## Exercise
Within the records that follow, find every line containing the string "left". Copy those lines.

## Provided entries
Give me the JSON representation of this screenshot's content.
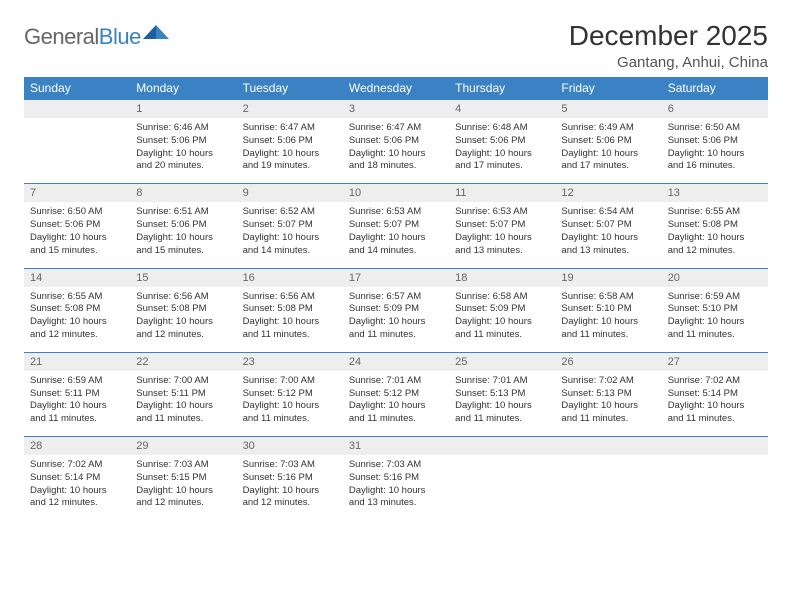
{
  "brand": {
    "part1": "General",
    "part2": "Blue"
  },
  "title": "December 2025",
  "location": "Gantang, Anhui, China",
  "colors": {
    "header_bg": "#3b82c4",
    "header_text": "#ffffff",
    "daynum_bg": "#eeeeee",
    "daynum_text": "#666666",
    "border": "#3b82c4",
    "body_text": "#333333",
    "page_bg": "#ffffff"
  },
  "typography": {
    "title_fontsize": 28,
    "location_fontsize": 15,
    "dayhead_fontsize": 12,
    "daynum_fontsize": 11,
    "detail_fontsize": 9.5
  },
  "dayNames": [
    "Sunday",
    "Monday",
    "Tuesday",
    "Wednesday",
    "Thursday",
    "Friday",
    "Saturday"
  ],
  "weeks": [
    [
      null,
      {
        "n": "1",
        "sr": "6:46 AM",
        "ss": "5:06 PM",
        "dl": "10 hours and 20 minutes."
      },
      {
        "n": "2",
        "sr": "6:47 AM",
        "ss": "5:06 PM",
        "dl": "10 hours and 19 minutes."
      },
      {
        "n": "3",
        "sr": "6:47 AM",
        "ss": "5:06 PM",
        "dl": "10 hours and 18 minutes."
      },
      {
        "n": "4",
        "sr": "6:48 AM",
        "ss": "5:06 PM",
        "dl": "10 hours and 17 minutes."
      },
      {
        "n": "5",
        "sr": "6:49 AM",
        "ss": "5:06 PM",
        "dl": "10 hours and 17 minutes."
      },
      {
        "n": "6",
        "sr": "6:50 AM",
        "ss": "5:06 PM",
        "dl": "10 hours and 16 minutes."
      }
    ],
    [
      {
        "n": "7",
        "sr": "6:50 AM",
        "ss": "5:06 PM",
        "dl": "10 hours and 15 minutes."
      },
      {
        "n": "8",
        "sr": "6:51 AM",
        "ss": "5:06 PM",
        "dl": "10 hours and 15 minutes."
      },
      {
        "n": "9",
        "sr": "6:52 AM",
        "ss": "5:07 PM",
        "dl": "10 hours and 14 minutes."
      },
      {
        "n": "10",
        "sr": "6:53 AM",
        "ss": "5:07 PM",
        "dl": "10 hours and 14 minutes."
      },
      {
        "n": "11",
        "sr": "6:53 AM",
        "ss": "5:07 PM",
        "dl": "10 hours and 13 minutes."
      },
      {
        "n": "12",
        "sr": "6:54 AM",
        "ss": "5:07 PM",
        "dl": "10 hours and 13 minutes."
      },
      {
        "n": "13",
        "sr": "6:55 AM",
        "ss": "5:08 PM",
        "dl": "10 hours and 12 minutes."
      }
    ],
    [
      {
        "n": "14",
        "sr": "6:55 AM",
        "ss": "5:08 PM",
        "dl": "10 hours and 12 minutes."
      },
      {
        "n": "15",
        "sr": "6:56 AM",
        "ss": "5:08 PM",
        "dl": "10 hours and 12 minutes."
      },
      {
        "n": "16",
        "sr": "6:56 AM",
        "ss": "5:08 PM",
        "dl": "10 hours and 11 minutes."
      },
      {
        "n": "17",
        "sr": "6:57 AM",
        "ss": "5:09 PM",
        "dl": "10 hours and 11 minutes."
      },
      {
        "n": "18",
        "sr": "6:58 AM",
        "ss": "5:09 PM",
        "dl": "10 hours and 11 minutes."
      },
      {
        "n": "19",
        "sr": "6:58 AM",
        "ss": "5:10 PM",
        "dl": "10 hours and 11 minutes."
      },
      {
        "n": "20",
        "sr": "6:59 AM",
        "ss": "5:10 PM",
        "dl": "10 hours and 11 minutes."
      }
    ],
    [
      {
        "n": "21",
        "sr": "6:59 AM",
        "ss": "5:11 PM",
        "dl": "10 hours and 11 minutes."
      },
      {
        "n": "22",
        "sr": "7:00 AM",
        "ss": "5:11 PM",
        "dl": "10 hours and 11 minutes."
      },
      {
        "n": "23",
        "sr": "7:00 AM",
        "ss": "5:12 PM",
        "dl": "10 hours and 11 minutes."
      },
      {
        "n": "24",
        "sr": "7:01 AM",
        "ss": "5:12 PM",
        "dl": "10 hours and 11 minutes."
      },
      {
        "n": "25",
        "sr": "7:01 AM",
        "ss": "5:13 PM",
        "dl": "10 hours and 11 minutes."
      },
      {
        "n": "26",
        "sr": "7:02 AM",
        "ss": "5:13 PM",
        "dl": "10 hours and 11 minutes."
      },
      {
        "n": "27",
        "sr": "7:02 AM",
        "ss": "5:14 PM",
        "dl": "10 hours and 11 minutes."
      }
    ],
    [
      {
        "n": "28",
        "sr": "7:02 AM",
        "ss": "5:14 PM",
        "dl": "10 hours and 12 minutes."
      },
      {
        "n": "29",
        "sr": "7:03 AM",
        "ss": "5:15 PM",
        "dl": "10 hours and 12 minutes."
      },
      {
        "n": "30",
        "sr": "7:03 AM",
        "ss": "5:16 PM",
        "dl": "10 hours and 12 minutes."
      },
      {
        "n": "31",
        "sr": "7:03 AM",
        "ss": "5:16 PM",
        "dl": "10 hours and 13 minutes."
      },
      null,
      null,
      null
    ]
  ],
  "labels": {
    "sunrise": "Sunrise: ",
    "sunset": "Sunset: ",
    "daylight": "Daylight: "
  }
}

* * *

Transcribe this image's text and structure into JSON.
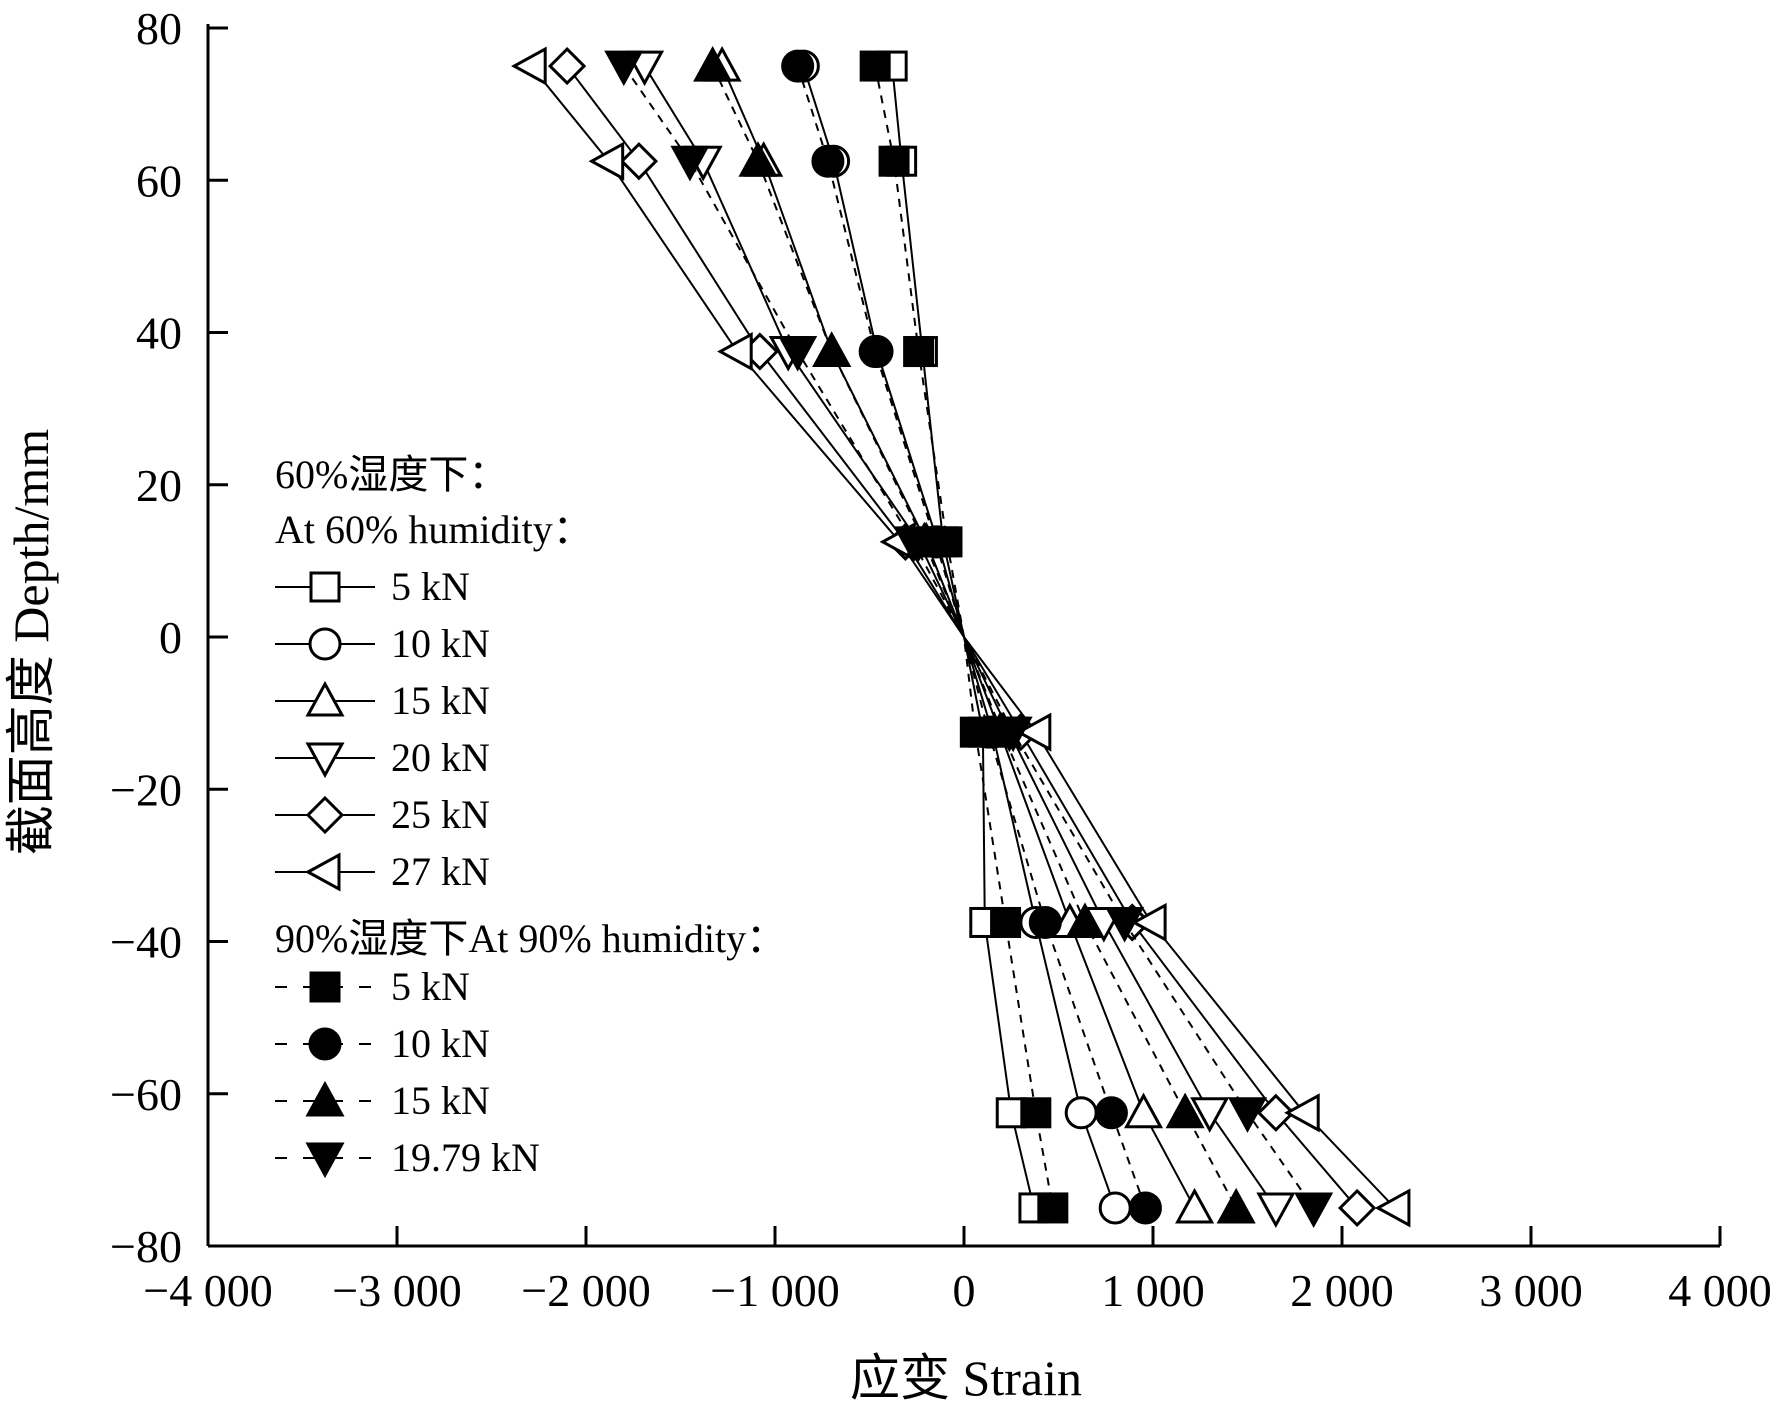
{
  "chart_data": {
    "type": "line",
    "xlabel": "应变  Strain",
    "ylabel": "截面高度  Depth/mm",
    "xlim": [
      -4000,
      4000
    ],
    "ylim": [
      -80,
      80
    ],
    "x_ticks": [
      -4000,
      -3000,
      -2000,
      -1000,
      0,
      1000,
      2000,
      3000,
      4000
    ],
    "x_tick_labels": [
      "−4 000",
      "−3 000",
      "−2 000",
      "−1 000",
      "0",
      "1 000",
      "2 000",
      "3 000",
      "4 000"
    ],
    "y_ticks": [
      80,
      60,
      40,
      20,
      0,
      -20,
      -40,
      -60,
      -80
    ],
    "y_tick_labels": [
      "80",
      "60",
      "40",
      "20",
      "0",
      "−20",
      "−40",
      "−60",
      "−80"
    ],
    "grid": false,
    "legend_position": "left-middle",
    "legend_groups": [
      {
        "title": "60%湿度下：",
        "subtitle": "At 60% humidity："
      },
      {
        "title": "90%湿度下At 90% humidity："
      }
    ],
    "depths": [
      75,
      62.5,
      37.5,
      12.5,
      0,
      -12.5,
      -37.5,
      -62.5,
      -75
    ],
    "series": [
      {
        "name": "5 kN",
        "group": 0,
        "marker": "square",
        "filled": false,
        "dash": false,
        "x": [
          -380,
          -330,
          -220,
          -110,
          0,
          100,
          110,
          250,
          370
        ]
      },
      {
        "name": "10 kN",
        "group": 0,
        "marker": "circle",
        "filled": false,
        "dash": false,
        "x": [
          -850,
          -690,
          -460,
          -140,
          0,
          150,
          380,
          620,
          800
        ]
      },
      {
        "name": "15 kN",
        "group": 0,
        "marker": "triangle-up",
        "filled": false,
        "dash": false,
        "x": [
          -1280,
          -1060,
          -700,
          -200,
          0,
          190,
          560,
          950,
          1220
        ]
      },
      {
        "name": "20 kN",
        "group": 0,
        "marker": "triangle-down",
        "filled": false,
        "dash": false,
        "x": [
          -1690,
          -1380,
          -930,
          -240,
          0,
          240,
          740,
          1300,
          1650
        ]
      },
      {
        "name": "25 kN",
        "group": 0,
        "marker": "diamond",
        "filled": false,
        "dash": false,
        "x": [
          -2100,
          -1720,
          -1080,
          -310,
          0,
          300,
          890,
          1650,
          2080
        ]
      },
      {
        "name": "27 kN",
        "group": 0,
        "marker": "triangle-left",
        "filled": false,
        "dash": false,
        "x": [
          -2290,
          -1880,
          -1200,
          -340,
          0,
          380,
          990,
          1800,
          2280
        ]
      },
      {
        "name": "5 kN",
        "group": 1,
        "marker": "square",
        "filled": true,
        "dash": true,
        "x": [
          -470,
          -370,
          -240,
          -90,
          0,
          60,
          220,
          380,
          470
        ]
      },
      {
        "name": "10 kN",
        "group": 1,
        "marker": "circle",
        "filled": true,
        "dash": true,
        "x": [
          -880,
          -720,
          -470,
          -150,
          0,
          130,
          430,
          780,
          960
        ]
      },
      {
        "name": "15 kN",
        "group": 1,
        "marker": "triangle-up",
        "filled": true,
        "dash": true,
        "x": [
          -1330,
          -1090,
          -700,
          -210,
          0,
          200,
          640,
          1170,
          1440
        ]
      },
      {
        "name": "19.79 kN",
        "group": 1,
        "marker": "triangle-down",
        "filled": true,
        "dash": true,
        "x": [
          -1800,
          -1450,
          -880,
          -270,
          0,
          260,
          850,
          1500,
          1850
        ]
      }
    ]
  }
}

## Task solution
    "legend_position": "left-middle",
        "marker": "triangle-left",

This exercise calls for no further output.